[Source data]
%%

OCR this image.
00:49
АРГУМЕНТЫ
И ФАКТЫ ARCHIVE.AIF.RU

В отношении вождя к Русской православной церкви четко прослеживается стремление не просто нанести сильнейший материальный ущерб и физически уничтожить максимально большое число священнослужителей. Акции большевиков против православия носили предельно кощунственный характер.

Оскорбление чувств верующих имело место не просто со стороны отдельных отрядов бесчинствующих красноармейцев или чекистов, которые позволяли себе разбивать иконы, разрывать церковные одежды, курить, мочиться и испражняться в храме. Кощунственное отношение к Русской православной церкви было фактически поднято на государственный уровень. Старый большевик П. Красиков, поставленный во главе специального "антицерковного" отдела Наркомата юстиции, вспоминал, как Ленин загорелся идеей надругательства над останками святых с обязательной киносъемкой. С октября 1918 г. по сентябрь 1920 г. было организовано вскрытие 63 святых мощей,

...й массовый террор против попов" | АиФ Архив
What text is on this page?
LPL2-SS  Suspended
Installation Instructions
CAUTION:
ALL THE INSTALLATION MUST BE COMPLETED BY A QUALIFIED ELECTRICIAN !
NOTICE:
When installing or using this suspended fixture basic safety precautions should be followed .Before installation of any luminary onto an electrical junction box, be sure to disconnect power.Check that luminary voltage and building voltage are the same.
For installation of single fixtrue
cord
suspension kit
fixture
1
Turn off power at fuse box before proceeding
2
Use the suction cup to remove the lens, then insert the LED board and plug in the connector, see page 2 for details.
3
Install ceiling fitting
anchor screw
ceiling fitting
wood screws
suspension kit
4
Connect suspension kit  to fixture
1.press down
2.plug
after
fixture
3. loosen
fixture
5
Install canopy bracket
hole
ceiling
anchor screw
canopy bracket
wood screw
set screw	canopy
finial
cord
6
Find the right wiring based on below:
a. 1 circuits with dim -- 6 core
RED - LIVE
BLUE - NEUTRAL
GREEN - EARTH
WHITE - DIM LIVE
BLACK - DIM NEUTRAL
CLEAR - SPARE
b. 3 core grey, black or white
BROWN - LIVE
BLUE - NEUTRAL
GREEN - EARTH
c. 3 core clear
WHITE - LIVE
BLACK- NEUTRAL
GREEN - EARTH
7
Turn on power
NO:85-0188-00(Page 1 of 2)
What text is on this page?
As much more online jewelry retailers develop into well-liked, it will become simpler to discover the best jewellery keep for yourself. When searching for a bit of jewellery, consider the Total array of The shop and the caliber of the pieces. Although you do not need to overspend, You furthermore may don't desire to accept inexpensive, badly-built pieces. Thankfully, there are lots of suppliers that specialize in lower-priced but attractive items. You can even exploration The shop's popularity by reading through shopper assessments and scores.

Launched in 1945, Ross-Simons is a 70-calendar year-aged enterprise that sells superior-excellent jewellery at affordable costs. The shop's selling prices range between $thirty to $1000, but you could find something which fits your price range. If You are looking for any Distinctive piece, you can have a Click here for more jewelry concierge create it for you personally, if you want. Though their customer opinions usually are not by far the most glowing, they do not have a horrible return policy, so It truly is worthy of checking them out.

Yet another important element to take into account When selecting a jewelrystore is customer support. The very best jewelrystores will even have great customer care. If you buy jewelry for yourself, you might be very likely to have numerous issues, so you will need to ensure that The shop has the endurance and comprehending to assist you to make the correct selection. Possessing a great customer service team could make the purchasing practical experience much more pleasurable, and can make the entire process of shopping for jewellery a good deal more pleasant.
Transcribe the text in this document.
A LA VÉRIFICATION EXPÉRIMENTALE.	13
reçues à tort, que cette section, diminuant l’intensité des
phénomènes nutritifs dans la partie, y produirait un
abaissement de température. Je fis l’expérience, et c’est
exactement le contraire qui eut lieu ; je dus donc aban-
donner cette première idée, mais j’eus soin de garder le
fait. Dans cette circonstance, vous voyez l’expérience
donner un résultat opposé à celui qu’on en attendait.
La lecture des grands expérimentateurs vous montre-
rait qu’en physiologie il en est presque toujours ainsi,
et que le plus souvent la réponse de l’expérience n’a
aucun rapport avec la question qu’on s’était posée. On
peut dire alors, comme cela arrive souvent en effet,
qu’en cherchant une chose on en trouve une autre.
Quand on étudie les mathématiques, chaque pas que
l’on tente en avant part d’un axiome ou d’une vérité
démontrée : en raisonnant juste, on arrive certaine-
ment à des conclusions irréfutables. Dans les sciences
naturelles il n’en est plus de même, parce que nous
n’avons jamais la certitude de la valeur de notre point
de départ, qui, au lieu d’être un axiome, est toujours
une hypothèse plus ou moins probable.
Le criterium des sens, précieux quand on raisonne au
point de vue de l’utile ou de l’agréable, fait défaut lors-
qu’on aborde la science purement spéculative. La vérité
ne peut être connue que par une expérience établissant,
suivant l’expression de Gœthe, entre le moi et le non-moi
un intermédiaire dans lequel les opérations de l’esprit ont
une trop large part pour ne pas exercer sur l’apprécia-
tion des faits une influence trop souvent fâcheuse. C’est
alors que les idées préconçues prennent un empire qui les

%%

Given task — Report how many lines of the data contain the word "être", using the number alone.

Problem solution — 2